Dataset items.
— begin —
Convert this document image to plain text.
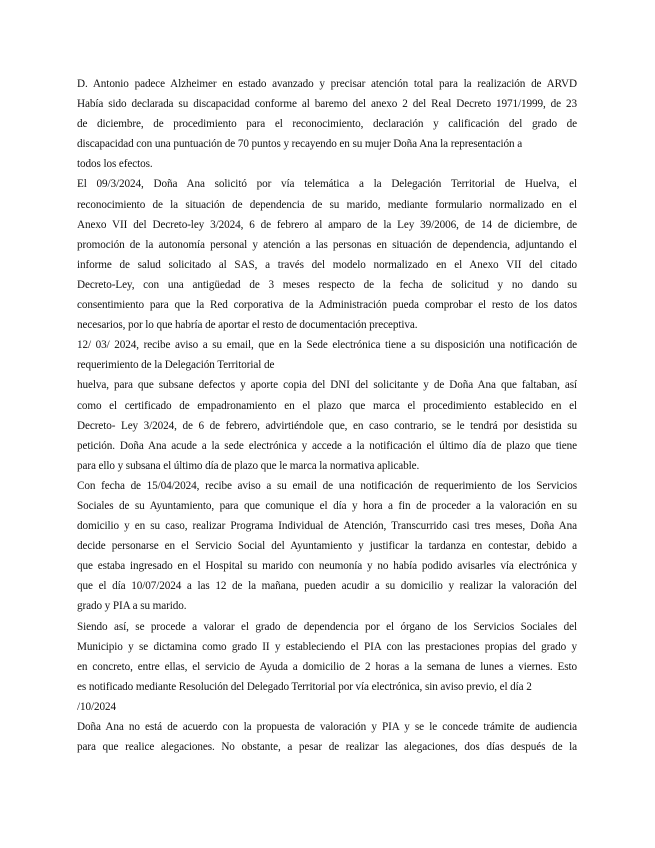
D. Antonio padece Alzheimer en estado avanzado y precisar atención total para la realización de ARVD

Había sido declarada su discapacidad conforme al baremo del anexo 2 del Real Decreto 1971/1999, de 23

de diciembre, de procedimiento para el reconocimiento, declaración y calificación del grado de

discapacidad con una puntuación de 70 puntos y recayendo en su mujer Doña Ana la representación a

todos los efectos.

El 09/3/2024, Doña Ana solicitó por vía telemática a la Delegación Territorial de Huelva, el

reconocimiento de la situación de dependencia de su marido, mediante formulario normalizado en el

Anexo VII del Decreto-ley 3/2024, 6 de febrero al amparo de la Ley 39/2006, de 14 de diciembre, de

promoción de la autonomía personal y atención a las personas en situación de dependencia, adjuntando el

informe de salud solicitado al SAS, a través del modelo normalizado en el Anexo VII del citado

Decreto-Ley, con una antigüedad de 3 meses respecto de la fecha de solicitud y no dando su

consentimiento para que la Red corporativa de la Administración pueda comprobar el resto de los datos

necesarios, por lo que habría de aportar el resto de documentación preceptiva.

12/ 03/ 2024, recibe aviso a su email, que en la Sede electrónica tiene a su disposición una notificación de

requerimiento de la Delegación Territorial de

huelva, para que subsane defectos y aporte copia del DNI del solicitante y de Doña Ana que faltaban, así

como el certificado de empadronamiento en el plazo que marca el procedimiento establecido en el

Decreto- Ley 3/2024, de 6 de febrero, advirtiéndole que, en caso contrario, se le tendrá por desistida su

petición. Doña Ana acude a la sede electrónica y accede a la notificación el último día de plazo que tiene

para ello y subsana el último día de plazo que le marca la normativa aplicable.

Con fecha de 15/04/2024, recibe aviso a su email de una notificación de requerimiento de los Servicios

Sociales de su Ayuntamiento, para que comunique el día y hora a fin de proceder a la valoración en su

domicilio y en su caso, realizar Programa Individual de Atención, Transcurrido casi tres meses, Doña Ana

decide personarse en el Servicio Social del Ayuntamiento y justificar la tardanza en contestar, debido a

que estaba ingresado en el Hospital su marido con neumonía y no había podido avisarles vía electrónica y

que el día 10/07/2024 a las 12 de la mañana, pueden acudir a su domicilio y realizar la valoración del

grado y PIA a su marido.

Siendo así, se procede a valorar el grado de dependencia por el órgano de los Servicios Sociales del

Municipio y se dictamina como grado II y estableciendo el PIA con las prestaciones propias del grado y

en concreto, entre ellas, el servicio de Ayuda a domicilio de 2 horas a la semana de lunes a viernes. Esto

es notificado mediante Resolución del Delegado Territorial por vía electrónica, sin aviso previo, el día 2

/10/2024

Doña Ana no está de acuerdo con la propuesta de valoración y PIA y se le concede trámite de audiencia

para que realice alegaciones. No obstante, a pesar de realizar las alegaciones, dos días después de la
— end —
STATED TASK. Reproduce the material word for word, minus the images.

FINISHED EXERCISE.
Convert this document image to plain text.
D. Antonio padece Alzheimer en estado avanzado y precisar atención total para la realización de ARVD

Había sido declarada su discapacidad conforme al baremo del anexo 2 del Real Decreto 1971/1999, de 23

de diciembre, de procedimiento para el reconocimiento, declaración y calificación del grado de

discapacidad con una puntuación de 70 puntos y recayendo en su mujer Doña Ana la representación a

todos los efectos.

El 09/3/2024, Doña Ana solicitó por vía telemática a la Delegación Territorial de Huelva, el

reconocimiento de la situación de dependencia de su marido, mediante formulario normalizado en el

Anexo VII del Decreto-ley 3/2024, 6 de febrero al amparo de la Ley 39/2006, de 14 de diciembre, de

promoción de la autonomía personal y atención a las personas en situación de dependencia, adjuntando el

informe de salud solicitado al SAS, a través del modelo normalizado en el Anexo VII del citado

Decreto-Ley, con una antigüedad de 3 meses respecto de la fecha de solicitud y no dando su

consentimiento para que la Red corporativa de la Administración pueda comprobar el resto de los datos

necesarios, por lo que habría de aportar el resto de documentación preceptiva.

12/ 03/ 2024, recibe aviso a su email, que en la Sede electrónica tiene a su disposición una notificación de

requerimiento de la Delegación Territorial de

huelva, para que subsane defectos y aporte copia del DNI del solicitante y de Doña Ana que faltaban, así

como el certificado de empadronamiento en el plazo que marca el procedimiento establecido en el

Decreto- Ley 3/2024, de 6 de febrero, advirtiéndole que, en caso contrario, se le tendrá por desistida su

petición. Doña Ana acude a la sede electrónica y accede a la notificación el último día de plazo que tiene

para ello y subsana el último día de plazo que le marca la normativa aplicable.

Con fecha de 15/04/2024, recibe aviso a su email de una notificación de requerimiento de los Servicios

Sociales de su Ayuntamiento, para que comunique el día y hora a fin de proceder a la valoración en su

domicilio y en su caso, realizar Programa Individual de Atención, Transcurrido casi tres meses, Doña Ana

decide personarse en el Servicio Social del Ayuntamiento y justificar la tardanza en contestar, debido a

que estaba ingresado en el Hospital su marido con neumonía y no había podido avisarles vía electrónica y

que el día 10/07/2024 a las 12 de la mañana, pueden acudir a su domicilio y realizar la valoración del

grado y PIA a su marido.

Siendo así, se procede a valorar el grado de dependencia por el órgano de los Servicios Sociales del

Municipio y se dictamina como grado II y estableciendo el PIA con las prestaciones propias del grado y

en concreto, entre ellas, el servicio de Ayuda a domicilio de 2 horas a la semana de lunes a viernes. Esto

es notificado mediante Resolución del Delegado Territorial por vía electrónica, sin aviso previo, el día 2

/10/2024

Doña Ana no está de acuerdo con la propuesta de valoración y PIA y se le concede trámite de audiencia

para que realice alegaciones. No obstante, a pesar de realizar las alegaciones, dos días después de la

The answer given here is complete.